═══ DATA FOR THIS EXERCISE

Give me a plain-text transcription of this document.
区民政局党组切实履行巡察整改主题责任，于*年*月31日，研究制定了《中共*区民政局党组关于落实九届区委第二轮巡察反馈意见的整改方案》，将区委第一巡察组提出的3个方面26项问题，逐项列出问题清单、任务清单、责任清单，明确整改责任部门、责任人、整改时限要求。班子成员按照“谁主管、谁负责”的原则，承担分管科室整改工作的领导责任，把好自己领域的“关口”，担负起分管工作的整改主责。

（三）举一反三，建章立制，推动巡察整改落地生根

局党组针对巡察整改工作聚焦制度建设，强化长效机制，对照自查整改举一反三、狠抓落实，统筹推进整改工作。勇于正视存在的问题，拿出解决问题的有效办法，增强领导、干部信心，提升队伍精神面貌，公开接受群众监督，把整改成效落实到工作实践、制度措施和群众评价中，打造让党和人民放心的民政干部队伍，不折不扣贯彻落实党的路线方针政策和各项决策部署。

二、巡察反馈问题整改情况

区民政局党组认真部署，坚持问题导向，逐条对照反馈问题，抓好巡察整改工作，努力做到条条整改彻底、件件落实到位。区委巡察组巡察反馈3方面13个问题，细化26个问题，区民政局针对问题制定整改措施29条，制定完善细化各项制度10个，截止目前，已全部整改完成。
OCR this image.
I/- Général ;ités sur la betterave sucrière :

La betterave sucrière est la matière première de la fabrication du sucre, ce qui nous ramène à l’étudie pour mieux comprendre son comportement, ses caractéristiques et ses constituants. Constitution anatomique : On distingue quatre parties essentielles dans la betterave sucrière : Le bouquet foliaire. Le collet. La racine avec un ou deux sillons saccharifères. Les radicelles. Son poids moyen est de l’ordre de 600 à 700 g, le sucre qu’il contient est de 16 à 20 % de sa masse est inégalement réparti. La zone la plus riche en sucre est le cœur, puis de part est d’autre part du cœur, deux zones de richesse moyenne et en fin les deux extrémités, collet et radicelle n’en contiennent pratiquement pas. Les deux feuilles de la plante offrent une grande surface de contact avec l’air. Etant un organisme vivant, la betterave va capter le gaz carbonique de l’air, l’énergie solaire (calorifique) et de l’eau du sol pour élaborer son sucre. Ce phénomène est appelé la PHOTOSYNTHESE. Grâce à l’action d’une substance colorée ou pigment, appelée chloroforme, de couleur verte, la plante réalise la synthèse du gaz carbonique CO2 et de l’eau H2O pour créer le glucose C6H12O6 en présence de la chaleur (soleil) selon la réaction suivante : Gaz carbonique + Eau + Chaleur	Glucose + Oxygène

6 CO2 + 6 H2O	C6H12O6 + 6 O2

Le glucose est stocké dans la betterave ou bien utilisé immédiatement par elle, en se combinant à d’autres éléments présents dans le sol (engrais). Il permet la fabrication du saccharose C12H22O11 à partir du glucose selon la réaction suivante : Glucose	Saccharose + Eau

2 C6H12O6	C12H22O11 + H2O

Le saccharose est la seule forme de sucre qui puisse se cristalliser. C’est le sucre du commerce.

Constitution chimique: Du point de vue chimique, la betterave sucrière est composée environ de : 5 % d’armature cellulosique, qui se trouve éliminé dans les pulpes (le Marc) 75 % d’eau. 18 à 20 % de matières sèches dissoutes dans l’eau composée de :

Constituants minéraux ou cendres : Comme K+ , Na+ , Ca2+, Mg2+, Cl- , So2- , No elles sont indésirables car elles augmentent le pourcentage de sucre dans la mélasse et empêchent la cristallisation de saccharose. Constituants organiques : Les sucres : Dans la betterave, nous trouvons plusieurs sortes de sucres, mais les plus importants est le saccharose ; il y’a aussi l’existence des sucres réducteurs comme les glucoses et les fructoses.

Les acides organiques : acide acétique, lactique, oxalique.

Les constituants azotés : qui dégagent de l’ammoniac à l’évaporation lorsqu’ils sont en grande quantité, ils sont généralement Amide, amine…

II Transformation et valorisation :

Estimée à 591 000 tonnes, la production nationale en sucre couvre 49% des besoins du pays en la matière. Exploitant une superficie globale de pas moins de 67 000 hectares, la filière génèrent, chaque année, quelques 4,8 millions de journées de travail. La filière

══════

Your task is to output all of the data above word for word.

Give me a plain-text transcription of this document.
区民政局党组切实履行巡察整改主题责任，于*年*月31日，研究制定了《中共*区民政局党组关于落实九届区委第二轮巡察反馈意见的整改方案》，将区委第一巡察组提出的3个方面26项问题，逐项列出问题清单、任务清单、责任清单，明确整改责任部门、责任人、整改时限要求。班子成员按照“谁主管、谁负责”的原则，承担分管科室整改工作的领导责任，把好自己领域的“关口”，担负起分管工作的整改主责。

（三）举一反三，建章立制，推动巡察整改落地生根

局党组针对巡察整改工作聚焦制度建设，强化长效机制，对照自查整改举一反三、狠抓落实，统筹推进整改工作。勇于正视存在的问题，拿出解决问题的有效办法，增强领导、干部信心，提升队伍精神面貌，公开接受群众监督，把整改成效落实到工作实践、制度措施和群众评价中，打造让党和人民放心的民政干部队伍，不折不扣贯彻落实党的路线方针政策和各项决策部署。

二、巡察反馈问题整改情况

区民政局党组认真部署，坚持问题导向，逐条对照反馈问题，抓好巡察整改工作，努力做到条条整改彻底、件件落实到位。区委巡察组巡察反馈3方面13个问题，细化26个问题，区民政局针对问题制定整改措施29条，制定完善细化各项制度10个，截止目前，已全部整改完成。
OCR this image.
I/- Général ;ités sur la betterave sucrière :

La betterave sucrière est la matière première de la fabrication du sucre, ce qui nous ramène à l’étudie pour mieux comprendre son comportement, ses caractéristiques et ses constituants. Constitution anatomique : On distingue quatre parties essentielles dans la betterave sucrière : Le bouquet foliaire. Le collet. La racine avec un ou deux sillons saccharifères. Les radicelles. Son poids moyen est de l’ordre de 600 à 700 g, le sucre qu’il contient est de 16 à 20 % de sa masse est inégalement réparti. La zone la plus riche en sucre est le cœur, puis de part est d’autre part du cœur, deux zones de richesse moyenne et en fin les deux extrémités, collet et radicelle n’en contiennent pratiquement pas. Les deux feuilles de la plante offrent une grande surface de contact avec l’air. Etant un organisme vivant, la betterave va capter le gaz carbonique de l’air, l’énergie solaire (calorifique) et de l’eau du sol pour élaborer son sucre. Ce phénomène est appelé la PHOTOSYNTHESE. Grâce à l’action d’une substance colorée ou pigment, appelée chloroforme, de couleur verte, la plante réalise la synthèse du gaz carbonique CO2 et de l’eau H2O pour créer le glucose C6H12O6 en présence de la chaleur (soleil) selon la réaction suivante : Gaz carbonique + Eau + Chaleur	Glucose + Oxygène

6 CO2 + 6 H2O	C6H12O6 + 6 O2

Le glucose est stocké dans la betterave ou bien utilisé immédiatement par elle, en se combinant à d’autres éléments présents dans le sol (engrais). Il permet la fabrication du saccharose C12H22O11 à partir du glucose selon la réaction suivante : Glucose	Saccharose + Eau

2 C6H12O6	C12H22O11 + H2O

Le saccharose est la seule forme de sucre qui puisse se cristalliser. C’est le sucre du commerce.

Constitution chimique: Du point de vue chimique, la betterave sucrière est composée environ de : 5 % d’armature cellulosique, qui se trouve éliminé dans les pulpes (le Marc) 75 % d’eau. 18 à 20 % de matières sèches dissoutes dans l’eau composée de :

Constituants minéraux ou cendres : Comme K+ , Na+ , Ca2+, Mg2+, Cl- , So2- , No elles sont indésirables car elles augmentent le pourcentage de sucre dans la mélasse et empêchent la cristallisation de saccharose. Constituants organiques : Les sucres : Dans la betterave, nous trouvons plusieurs sortes de sucres, mais les plus importants est le saccharose ; il y’a aussi l’existence des sucres réducteurs comme les glucoses et les fructoses.

Les acides organiques : acide acétique, lactique, oxalique.

Les constituants azotés : qui dégagent de l’ammoniac à l’évaporation lorsqu’ils sont en grande quantité, ils sont généralement Amide, amine…

II Transformation et valorisation :

Estimée à 591 000 tonnes, la production nationale en sucre couvre 49% des besoins du pays en la matière. Exploitant une superficie globale de pas moins de 67 000 hectares, la filière génèrent, chaque année, quelques 4,8 millions de journées de travail. La filière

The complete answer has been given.